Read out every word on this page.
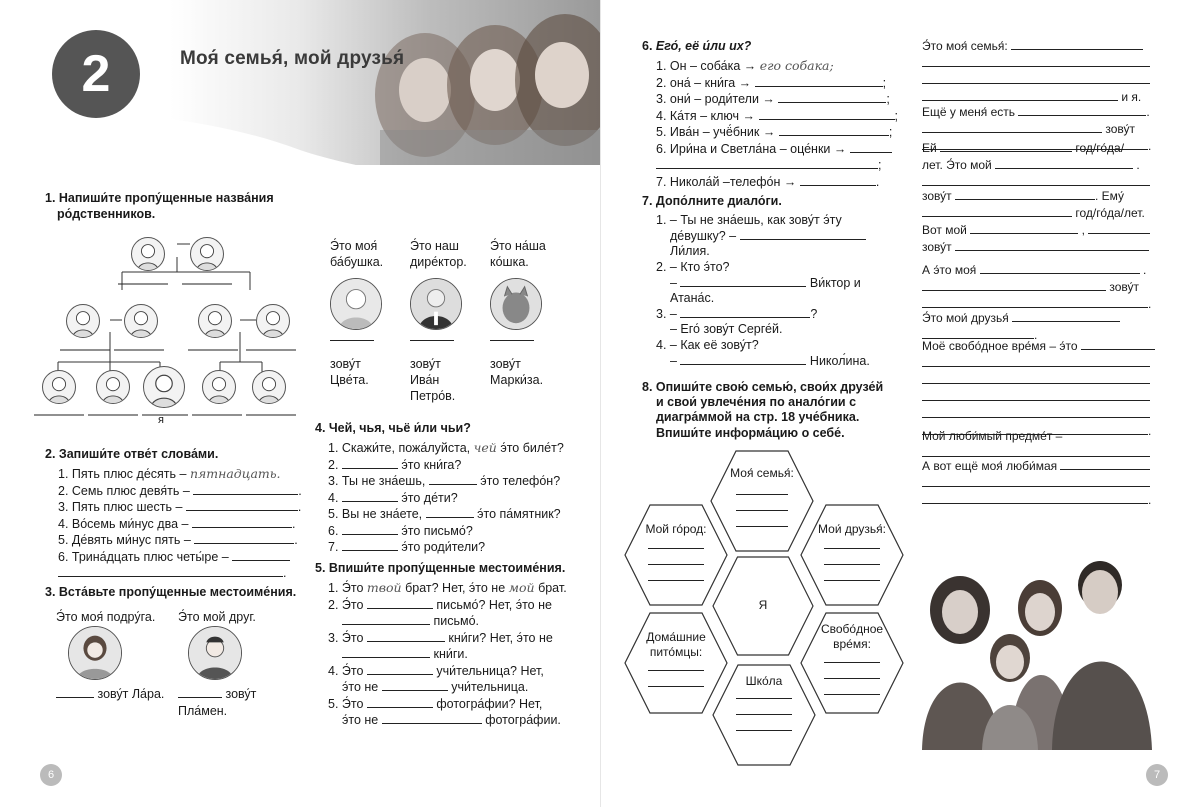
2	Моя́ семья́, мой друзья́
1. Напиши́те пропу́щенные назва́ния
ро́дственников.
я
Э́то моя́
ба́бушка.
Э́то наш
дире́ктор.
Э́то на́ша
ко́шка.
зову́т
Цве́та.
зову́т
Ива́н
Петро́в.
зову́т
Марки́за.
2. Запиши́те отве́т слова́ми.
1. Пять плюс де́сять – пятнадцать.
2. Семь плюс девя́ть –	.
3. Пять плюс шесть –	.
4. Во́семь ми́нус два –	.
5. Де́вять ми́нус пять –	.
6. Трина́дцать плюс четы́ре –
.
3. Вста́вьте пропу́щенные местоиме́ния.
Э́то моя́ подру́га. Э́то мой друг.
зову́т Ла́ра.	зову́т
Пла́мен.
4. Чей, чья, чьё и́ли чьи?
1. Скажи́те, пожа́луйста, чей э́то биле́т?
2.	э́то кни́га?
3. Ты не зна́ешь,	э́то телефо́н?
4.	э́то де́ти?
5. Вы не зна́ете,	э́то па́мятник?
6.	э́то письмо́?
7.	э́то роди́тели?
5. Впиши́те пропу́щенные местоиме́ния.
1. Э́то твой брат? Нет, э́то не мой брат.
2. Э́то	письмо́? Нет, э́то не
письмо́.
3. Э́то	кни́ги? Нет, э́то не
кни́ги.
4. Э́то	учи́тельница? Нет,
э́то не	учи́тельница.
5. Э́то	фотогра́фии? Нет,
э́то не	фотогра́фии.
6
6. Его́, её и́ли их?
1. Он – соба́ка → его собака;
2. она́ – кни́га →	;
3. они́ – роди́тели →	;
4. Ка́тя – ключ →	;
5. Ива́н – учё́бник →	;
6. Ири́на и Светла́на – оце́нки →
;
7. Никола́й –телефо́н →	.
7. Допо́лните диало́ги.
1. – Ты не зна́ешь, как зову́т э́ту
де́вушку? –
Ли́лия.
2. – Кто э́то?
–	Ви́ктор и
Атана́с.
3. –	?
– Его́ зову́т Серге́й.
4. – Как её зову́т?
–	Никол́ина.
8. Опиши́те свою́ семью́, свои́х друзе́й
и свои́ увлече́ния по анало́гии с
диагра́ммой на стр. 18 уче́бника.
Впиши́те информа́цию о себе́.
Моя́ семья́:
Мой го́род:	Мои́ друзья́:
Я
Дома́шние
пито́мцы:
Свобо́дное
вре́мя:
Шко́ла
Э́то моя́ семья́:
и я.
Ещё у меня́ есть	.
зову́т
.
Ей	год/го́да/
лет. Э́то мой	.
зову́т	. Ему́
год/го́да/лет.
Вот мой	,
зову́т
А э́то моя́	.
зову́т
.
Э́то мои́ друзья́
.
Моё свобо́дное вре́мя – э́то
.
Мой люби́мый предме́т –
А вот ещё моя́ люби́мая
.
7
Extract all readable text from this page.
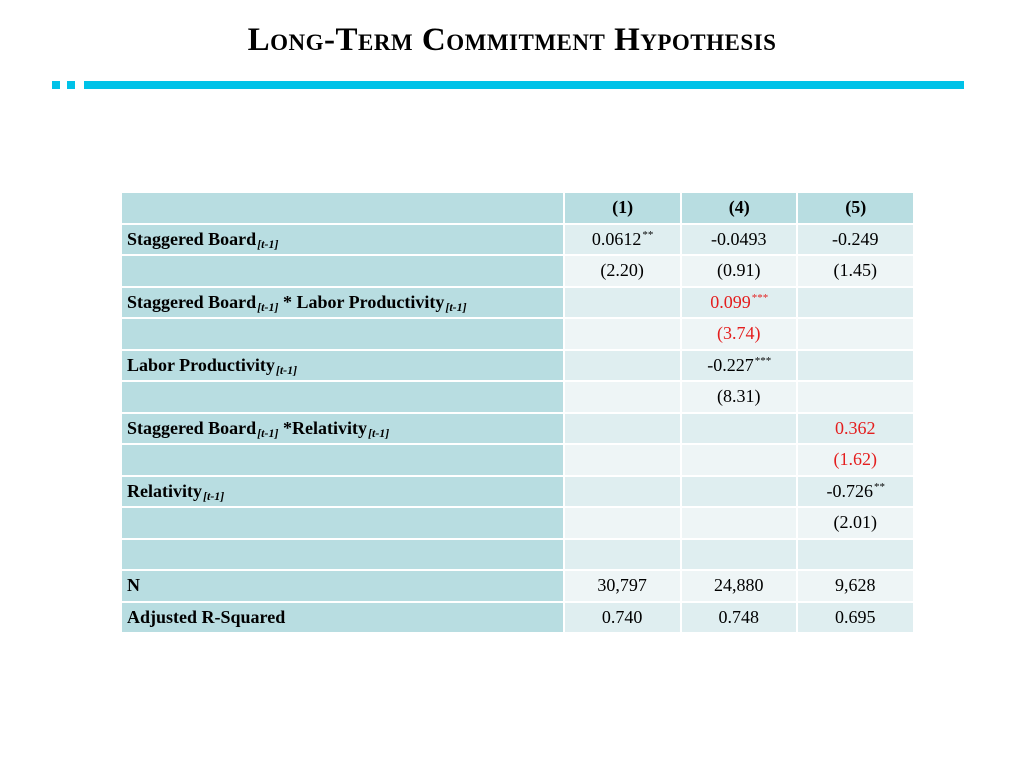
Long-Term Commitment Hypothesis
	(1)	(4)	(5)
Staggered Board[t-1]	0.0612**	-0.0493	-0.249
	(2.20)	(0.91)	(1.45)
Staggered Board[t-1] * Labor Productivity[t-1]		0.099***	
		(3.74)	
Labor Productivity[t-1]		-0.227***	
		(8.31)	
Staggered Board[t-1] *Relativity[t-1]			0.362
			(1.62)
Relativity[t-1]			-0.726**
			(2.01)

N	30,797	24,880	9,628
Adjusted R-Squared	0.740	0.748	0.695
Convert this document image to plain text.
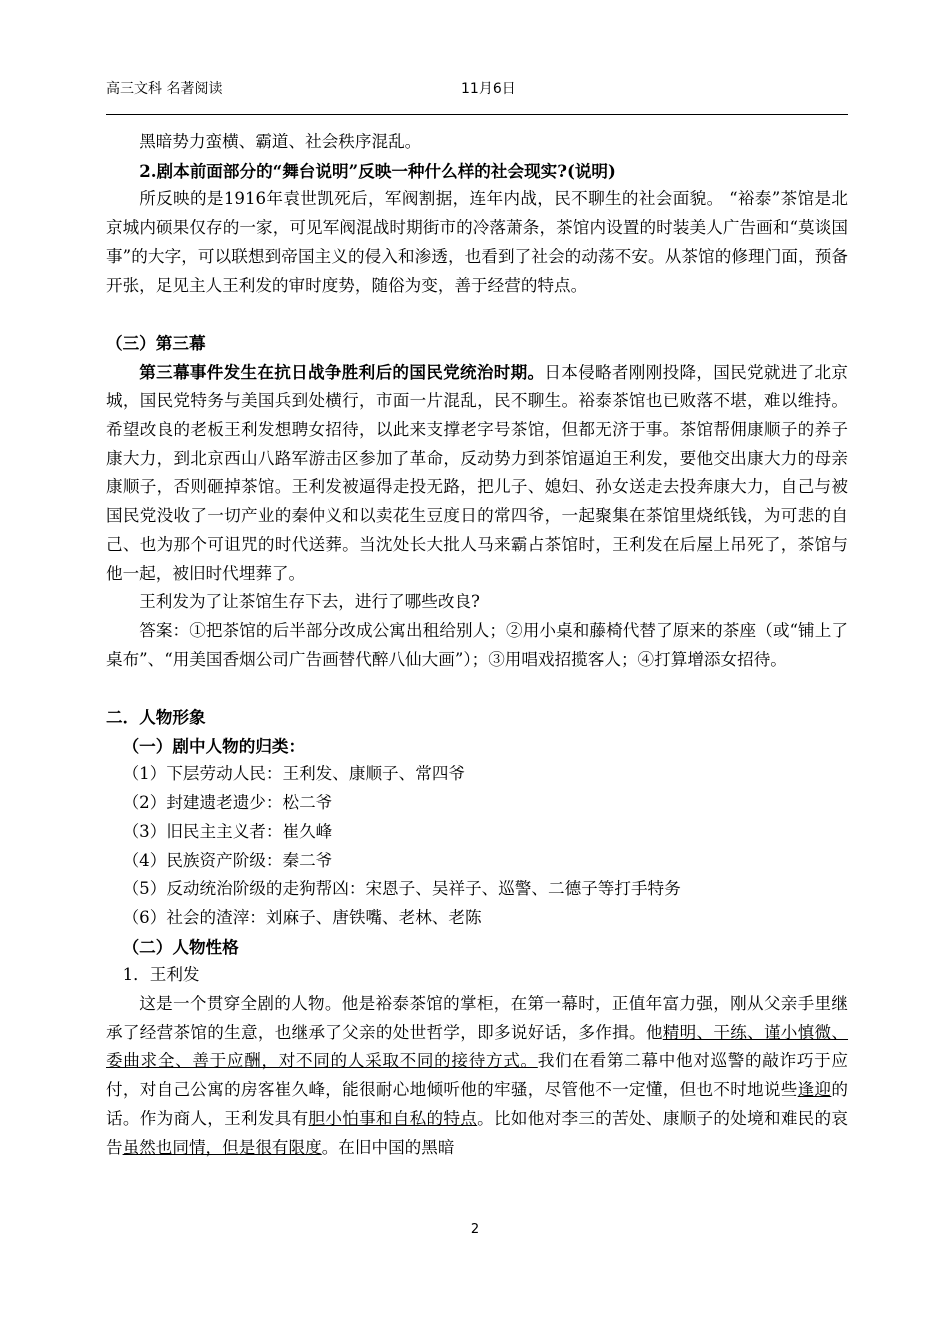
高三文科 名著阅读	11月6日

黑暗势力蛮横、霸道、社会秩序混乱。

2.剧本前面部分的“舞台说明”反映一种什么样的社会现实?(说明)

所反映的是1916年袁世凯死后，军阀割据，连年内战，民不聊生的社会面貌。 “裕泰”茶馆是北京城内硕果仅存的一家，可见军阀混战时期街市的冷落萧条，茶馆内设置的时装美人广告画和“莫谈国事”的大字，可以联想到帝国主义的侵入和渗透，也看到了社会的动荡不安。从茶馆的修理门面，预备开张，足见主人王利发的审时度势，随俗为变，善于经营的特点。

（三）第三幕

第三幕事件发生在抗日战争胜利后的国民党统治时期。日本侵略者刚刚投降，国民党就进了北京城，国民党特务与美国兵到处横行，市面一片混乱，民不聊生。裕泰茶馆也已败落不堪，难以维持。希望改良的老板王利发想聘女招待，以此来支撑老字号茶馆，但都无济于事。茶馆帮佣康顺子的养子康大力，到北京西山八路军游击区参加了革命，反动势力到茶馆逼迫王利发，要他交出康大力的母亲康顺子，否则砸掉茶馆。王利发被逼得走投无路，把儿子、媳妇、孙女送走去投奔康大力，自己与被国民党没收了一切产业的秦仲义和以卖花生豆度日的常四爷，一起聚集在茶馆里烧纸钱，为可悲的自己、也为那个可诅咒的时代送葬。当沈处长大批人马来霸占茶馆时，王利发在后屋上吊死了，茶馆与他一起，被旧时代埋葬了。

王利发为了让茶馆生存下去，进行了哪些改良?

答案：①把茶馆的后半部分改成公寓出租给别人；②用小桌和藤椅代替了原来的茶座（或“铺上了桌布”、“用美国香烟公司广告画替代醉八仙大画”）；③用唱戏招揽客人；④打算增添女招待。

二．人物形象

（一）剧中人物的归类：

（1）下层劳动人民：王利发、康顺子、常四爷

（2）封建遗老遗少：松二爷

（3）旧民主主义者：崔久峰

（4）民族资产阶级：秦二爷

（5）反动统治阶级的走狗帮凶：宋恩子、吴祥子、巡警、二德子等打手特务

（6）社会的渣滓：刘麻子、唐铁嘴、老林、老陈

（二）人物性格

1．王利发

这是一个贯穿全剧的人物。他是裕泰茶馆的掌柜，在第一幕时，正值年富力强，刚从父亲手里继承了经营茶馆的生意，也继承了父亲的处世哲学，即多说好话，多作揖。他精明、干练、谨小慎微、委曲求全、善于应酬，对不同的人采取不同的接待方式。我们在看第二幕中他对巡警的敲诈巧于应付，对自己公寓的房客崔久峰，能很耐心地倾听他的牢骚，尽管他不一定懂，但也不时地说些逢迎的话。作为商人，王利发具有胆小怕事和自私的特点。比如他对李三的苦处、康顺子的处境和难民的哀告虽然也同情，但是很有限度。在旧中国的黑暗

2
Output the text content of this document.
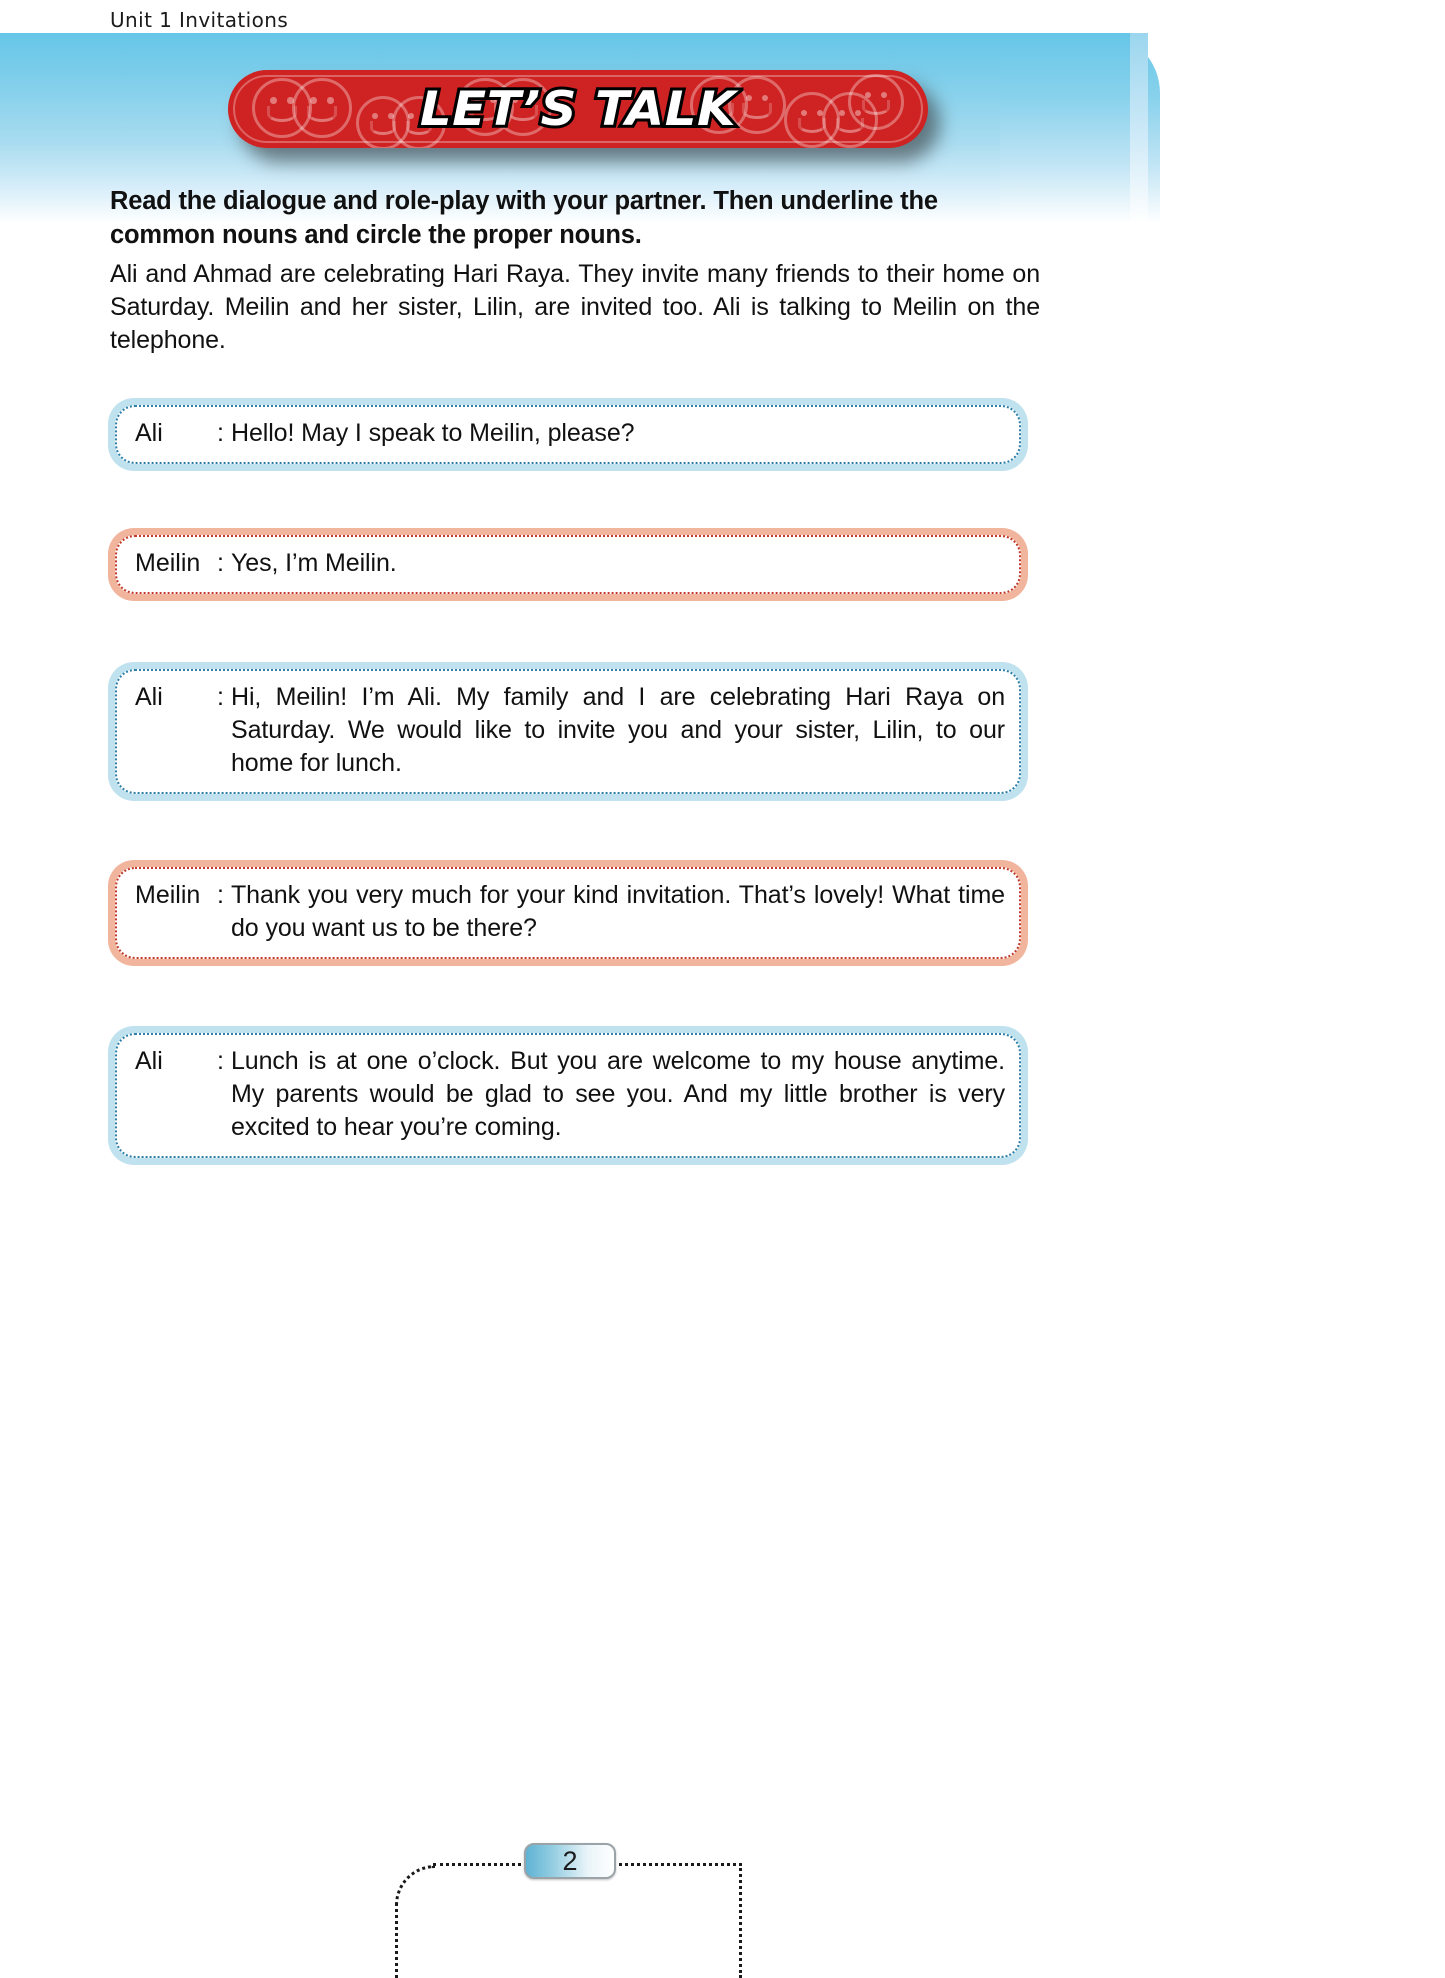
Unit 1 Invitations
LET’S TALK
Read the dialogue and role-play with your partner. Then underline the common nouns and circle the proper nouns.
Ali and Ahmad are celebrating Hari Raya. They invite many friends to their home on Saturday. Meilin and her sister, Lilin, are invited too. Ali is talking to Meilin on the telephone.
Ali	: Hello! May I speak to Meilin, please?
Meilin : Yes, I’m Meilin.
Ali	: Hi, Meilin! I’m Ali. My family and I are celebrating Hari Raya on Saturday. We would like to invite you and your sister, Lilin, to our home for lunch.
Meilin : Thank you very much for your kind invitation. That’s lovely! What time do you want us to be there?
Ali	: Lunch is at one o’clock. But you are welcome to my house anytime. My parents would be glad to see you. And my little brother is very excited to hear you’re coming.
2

What to do
Using the listing above, gather each line that holds the string "Relativity" and copy it.

Exercise output
Staggered Board[t-1] *Relativity[t-1]			0.362
Relativity[t-1]			-0.726**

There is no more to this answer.